• Problem requirements:
In the copy, keep every record exact and leave out all images.

[Chart and figure data]

┌──

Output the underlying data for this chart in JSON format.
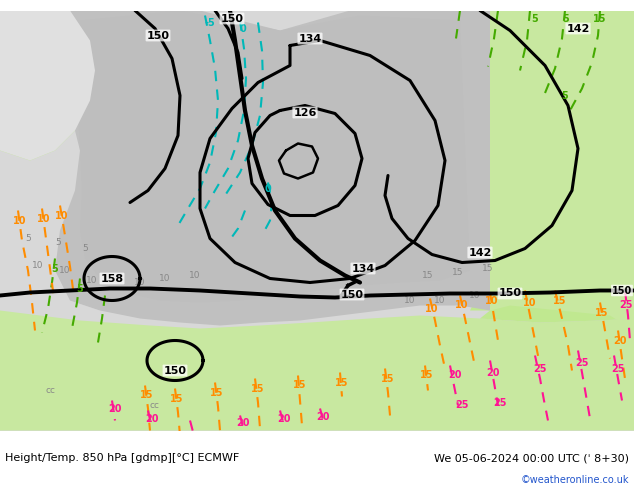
{
  "title_left": "Height/Temp. 850 hPa [gdmp][°C] ECMWF",
  "title_right": "We 05-06-2024 00:00 UTC (ˈ 8+30)",
  "credit": "©weatheronline.co.uk",
  "fig_width": 6.34,
  "fig_height": 4.9,
  "dpi": 100,
  "bg_gray": "#c8c8c8",
  "bg_green_light": "#c8e8a0",
  "bg_white": "#f0f0f0",
  "color_black": "#000000",
  "color_cyan": "#00b8b8",
  "color_orange": "#ff8c00",
  "color_pink": "#ff1493",
  "color_green_line": "#44aa00",
  "color_gray_label": "#888888"
}
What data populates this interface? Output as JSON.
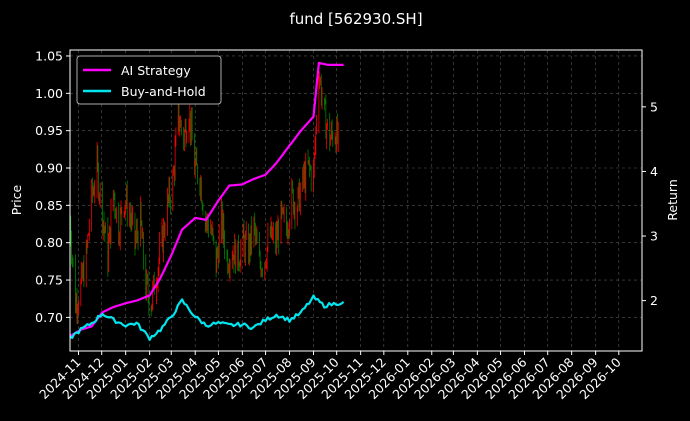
{
  "chart_data": {
    "type": "line",
    "title": "fund [562930.SH]",
    "ylabel": "Price",
    "y2label": "Return",
    "ylim": [
      0.655,
      1.058
    ],
    "y2lim": [
      1.22,
      5.88
    ],
    "yticks": [
      0.7,
      0.75,
      0.8,
      0.85,
      0.9,
      0.95,
      1.0,
      1.05
    ],
    "y2ticks": [
      2,
      3,
      4,
      5
    ],
    "xlim": [
      "2024-10-21",
      "2026-10-31"
    ],
    "xticks": [
      "2024-11",
      "2024-12",
      "2025-01",
      "2025-02",
      "2025-03",
      "2025-04",
      "2025-05",
      "2025-06",
      "2025-07",
      "2025-08",
      "2025-09",
      "2025-10",
      "2025-11",
      "2025-12",
      "2026-01",
      "2026-02",
      "2026-03",
      "2026-04",
      "2026-05",
      "2026-06",
      "2026-07",
      "2026-08",
      "2026-09",
      "2026-10"
    ],
    "grid": true,
    "legend": "top-left",
    "colors": {
      "up": "#ff0000",
      "down": "#008000",
      "ai": "#ff00ff",
      "bh": "#00e5ee",
      "background": "#000000",
      "grid": "#555555"
    },
    "candle_closes": [
      [
        "2024-10-21",
        0.83
      ],
      [
        "2024-10-28",
        0.72
      ],
      [
        "2024-11-04",
        0.74
      ],
      [
        "2024-11-11",
        0.78
      ],
      [
        "2024-11-18",
        0.86
      ],
      [
        "2024-11-25",
        0.9
      ],
      [
        "2024-12-02",
        0.84
      ],
      [
        "2024-12-09",
        0.78
      ],
      [
        "2024-12-16",
        0.87
      ],
      [
        "2024-12-23",
        0.82
      ],
      [
        "2024-12-30",
        0.86
      ],
      [
        "2025-01-06",
        0.84
      ],
      [
        "2025-01-13",
        0.8
      ],
      [
        "2025-01-20",
        0.83
      ],
      [
        "2025-01-27",
        0.74
      ],
      [
        "2025-02-03",
        0.72
      ],
      [
        "2025-02-10",
        0.76
      ],
      [
        "2025-02-17",
        0.8
      ],
      [
        "2025-02-24",
        0.85
      ],
      [
        "2025-03-03",
        0.88
      ],
      [
        "2025-03-10",
        0.97
      ],
      [
        "2025-03-17",
        0.94
      ],
      [
        "2025-03-24",
        0.98
      ],
      [
        "2025-03-31",
        0.9
      ],
      [
        "2025-04-07",
        0.89
      ],
      [
        "2025-04-14",
        0.83
      ],
      [
        "2025-04-21",
        0.82
      ],
      [
        "2025-04-28",
        0.77
      ],
      [
        "2025-05-05",
        0.83
      ],
      [
        "2025-05-12",
        0.78
      ],
      [
        "2025-05-19",
        0.79
      ],
      [
        "2025-05-26",
        0.78
      ],
      [
        "2025-06-02",
        0.8
      ],
      [
        "2025-06-09",
        0.79
      ],
      [
        "2025-06-16",
        0.82
      ],
      [
        "2025-06-23",
        0.77
      ],
      [
        "2025-06-30",
        0.78
      ],
      [
        "2025-07-07",
        0.81
      ],
      [
        "2025-07-14",
        0.8
      ],
      [
        "2025-07-21",
        0.83
      ],
      [
        "2025-07-28",
        0.82
      ],
      [
        "2025-08-04",
        0.86
      ],
      [
        "2025-08-11",
        0.85
      ],
      [
        "2025-08-18",
        0.88
      ],
      [
        "2025-08-25",
        0.9
      ],
      [
        "2025-09-01",
        0.89
      ],
      [
        "2025-09-08",
        1.03
      ],
      [
        "2025-09-15",
        0.97
      ],
      [
        "2025-09-22",
        0.94
      ],
      [
        "2025-09-29",
        0.95
      ],
      [
        "2025-10-06",
        0.92
      ]
    ],
    "series": [
      {
        "name": "AI Strategy",
        "points": [
          [
            "2024-10-21",
            1.45
          ],
          [
            "2024-11-04",
            1.55
          ],
          [
            "2024-11-18",
            1.6
          ],
          [
            "2024-12-02",
            1.82
          ],
          [
            "2024-12-16",
            1.9
          ],
          [
            "2025-01-01",
            1.96
          ],
          [
            "2025-01-15",
            2.0
          ],
          [
            "2025-02-01",
            2.08
          ],
          [
            "2025-02-15",
            2.35
          ],
          [
            "2025-03-01",
            2.7
          ],
          [
            "2025-03-15",
            3.1
          ],
          [
            "2025-04-01",
            3.28
          ],
          [
            "2025-04-15",
            3.25
          ],
          [
            "2025-05-01",
            3.55
          ],
          [
            "2025-05-15",
            3.78
          ],
          [
            "2025-06-01",
            3.8
          ],
          [
            "2025-06-15",
            3.88
          ],
          [
            "2025-07-01",
            3.95
          ],
          [
            "2025-07-15",
            4.13
          ],
          [
            "2025-08-01",
            4.4
          ],
          [
            "2025-08-15",
            4.62
          ],
          [
            "2025-09-01",
            4.85
          ],
          [
            "2025-09-08",
            5.68
          ],
          [
            "2025-09-20",
            5.65
          ],
          [
            "2025-10-10",
            5.65
          ]
        ]
      },
      {
        "name": "Buy-and-Hold",
        "points": [
          [
            "2024-10-21",
            1.42
          ],
          [
            "2024-11-04",
            1.55
          ],
          [
            "2024-11-18",
            1.65
          ],
          [
            "2024-12-02",
            1.8
          ],
          [
            "2024-12-16",
            1.7
          ],
          [
            "2025-01-01",
            1.62
          ],
          [
            "2025-01-15",
            1.65
          ],
          [
            "2025-02-01",
            1.42
          ],
          [
            "2025-02-15",
            1.55
          ],
          [
            "2025-03-01",
            1.75
          ],
          [
            "2025-03-15",
            2.0
          ],
          [
            "2025-04-01",
            1.75
          ],
          [
            "2025-04-15",
            1.62
          ],
          [
            "2025-05-01",
            1.65
          ],
          [
            "2025-05-15",
            1.62
          ],
          [
            "2025-06-01",
            1.63
          ],
          [
            "2025-06-15",
            1.58
          ],
          [
            "2025-07-01",
            1.7
          ],
          [
            "2025-07-15",
            1.78
          ],
          [
            "2025-08-01",
            1.7
          ],
          [
            "2025-08-15",
            1.8
          ],
          [
            "2025-09-01",
            2.05
          ],
          [
            "2025-09-15",
            1.92
          ],
          [
            "2025-10-10",
            1.98
          ]
        ]
      }
    ]
  }
}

└──

• Solution:
Output the underlying data for this chart in JSON format.
{
  "title_left": "Height/Temp. 850 hPa [gdmp][°C] ECMWF",
  "title_right": "We 05-06-2024 00:00 UTC (ˈ 8+30)",
  "credit": "©weatheronline.co.uk",
  "fig_width": 6.34,
  "fig_height": 4.9,
  "dpi": 100,
  "bg_gray": "#c8c8c8",
  "bg_green_light": "#c8e8a0",
  "bg_white": "#f0f0f0",
  "color_black": "#000000",
  "color_cyan": "#00b8b8",
  "color_orange": "#ff8c00",
  "color_pink": "#ff1493",
  "color_green_line": "#44aa00",
  "color_gray_label": "#888888"
}
What data populates this interface? Output as JSON.
{
  "chart_data": {
    "type": "line",
    "title": "fund [562930.SH]",
    "ylabel": "Price",
    "y2label": "Return",
    "ylim": [
      0.655,
      1.058
    ],
    "y2lim": [
      1.22,
      5.88
    ],
    "yticks": [
      0.7,
      0.75,
      0.8,
      0.85,
      0.9,
      0.95,
      1.0,
      1.05
    ],
    "y2ticks": [
      2,
      3,
      4,
      5
    ],
    "xlim": [
      "2024-10-21",
      "2026-10-31"
    ],
    "xticks": [
      "2024-11",
      "2024-12",
      "2025-01",
      "2025-02",
      "2025-03",
      "2025-04",
      "2025-05",
      "2025-06",
      "2025-07",
      "2025-08",
      "2025-09",
      "2025-10",
      "2025-11",
      "2025-12",
      "2026-01",
      "2026-02",
      "2026-03",
      "2026-04",
      "2026-05",
      "2026-06",
      "2026-07",
      "2026-08",
      "2026-09",
      "2026-10"
    ],
    "grid": true,
    "legend": "top-left",
    "colors": {
      "up": "#ff0000",
      "down": "#008000",
      "ai": "#ff00ff",
      "bh": "#00e5ee",
      "background": "#000000",
      "grid": "#555555"
    },
    "candle_closes": [
      [
        "2024-10-21",
        0.83
      ],
      [
        "2024-10-28",
        0.72
      ],
      [
        "2024-11-04",
        0.74
      ],
      [
        "2024-11-11",
        0.78
      ],
      [
        "2024-11-18",
        0.86
      ],
      [
        "2024-11-25",
        0.9
      ],
      [
        "2024-12-02",
        0.84
      ],
      [
        "2024-12-09",
        0.78
      ],
      [
        "2024-12-16",
        0.87
      ],
      [
        "2024-12-23",
        0.82
      ],
      [
        "2024-12-30",
        0.86
      ],
      [
        "2025-01-06",
        0.84
      ],
      [
        "2025-01-13",
        0.8
      ],
      [
        "2025-01-20",
        0.83
      ],
      [
        "2025-01-27",
        0.74
      ],
      [
        "2025-02-03",
        0.72
      ],
      [
        "2025-02-10",
        0.76
      ],
      [
        "2025-02-17",
        0.8
      ],
      [
        "2025-02-24",
        0.85
      ],
      [
        "2025-03-03",
        0.88
      ],
      [
        "2025-03-10",
        0.97
      ],
      [
        "2025-03-17",
        0.94
      ],
      [
        "2025-03-24",
        0.98
      ],
      [
        "2025-03-31",
        0.9
      ],
      [
        "2025-04-07",
        0.89
      ],
      [
        "2025-04-14",
        0.83
      ],
      [
        "2025-04-21",
        0.82
      ],
      [
        "2025-04-28",
        0.77
      ],
      [
        "2025-05-05",
        0.83
      ],
      [
        "2025-05-12",
        0.78
      ],
      [
        "2025-05-19",
        0.79
      ],
      [
        "2025-05-26",
        0.78
      ],
      [
        "2025-06-02",
        0.8
      ],
      [
        "2025-06-09",
        0.79
      ],
      [
        "2025-06-16",
        0.82
      ],
      [
        "2025-06-23",
        0.77
      ],
      [
        "2025-06-30",
        0.78
      ],
      [
        "2025-07-07",
        0.81
      ],
      [
        "2025-07-14",
        0.8
      ],
      [
        "2025-07-21",
        0.83
      ],
      [
        "2025-07-28",
        0.82
      ],
      [
        "2025-08-04",
        0.86
      ],
      [
        "2025-08-11",
        0.85
      ],
      [
        "2025-08-18",
        0.88
      ],
      [
        "2025-08-25",
        0.9
      ],
      [
        "2025-09-01",
        0.89
      ],
      [
        "2025-09-08",
        1.03
      ],
      [
        "2025-09-15",
        0.97
      ],
      [
        "2025-09-22",
        0.94
      ],
      [
        "2025-09-29",
        0.95
      ],
      [
        "2025-10-06",
        0.92
      ]
    ],
    "series": [
      {
        "name": "AI Strategy",
        "points": [
          [
            "2024-10-21",
            1.45
          ],
          [
            "2024-11-04",
            1.55
          ],
          [
            "2024-11-18",
            1.6
          ],
          [
            "2024-12-02",
            1.82
          ],
          [
            "2024-12-16",
            1.9
          ],
          [
            "2025-01-01",
            1.96
          ],
          [
            "2025-01-15",
            2.0
          ],
          [
            "2025-02-01",
            2.08
          ],
          [
            "2025-02-15",
            2.35
          ],
          [
            "2025-03-01",
            2.7
          ],
          [
            "2025-03-15",
            3.1
          ],
          [
            "2025-04-01",
            3.28
          ],
          [
            "2025-04-15",
            3.25
          ],
          [
            "2025-05-01",
            3.55
          ],
          [
            "2025-05-15",
            3.78
          ],
          [
            "2025-06-01",
            3.8
          ],
          [
            "2025-06-15",
            3.88
          ],
          [
            "2025-07-01",
            3.95
          ],
          [
            "2025-07-15",
            4.13
          ],
          [
            "2025-08-01",
            4.4
          ],
          [
            "2025-08-15",
            4.62
          ],
          [
            "2025-09-01",
            4.85
          ],
          [
            "2025-09-08",
            5.68
          ],
          [
            "2025-09-20",
            5.65
          ],
          [
            "2025-10-10",
            5.65
          ]
        ]
      },
      {
        "name": "Buy-and-Hold",
        "points": [
          [
            "2024-10-21",
            1.42
          ],
          [
            "2024-11-04",
            1.55
          ],
          [
            "2024-11-18",
            1.65
          ],
          [
            "2024-12-02",
            1.8
          ],
          [
            "2024-12-16",
            1.7
          ],
          [
            "2025-01-01",
            1.62
          ],
          [
            "2025-01-15",
            1.65
          ],
          [
            "2025-02-01",
            1.42
          ],
          [
            "2025-02-15",
            1.55
          ],
          [
            "2025-03-01",
            1.75
          ],
          [
            "2025-03-15",
            2.0
          ],
          [
            "2025-04-01",
            1.75
          ],
          [
            "2025-04-15",
            1.62
          ],
          [
            "2025-05-01",
            1.65
          ],
          [
            "2025-05-15",
            1.62
          ],
          [
            "2025-06-01",
            1.63
          ],
          [
            "2025-06-15",
            1.58
          ],
          [
            "2025-07-01",
            1.7
          ],
          [
            "2025-07-15",
            1.78
          ],
          [
            "2025-08-01",
            1.7
          ],
          [
            "2025-08-15",
            1.8
          ],
          [
            "2025-09-01",
            2.05
          ],
          [
            "2025-09-15",
            1.92
          ],
          [
            "2025-10-10",
            1.98
          ]
        ]
      }
    ]
  }
}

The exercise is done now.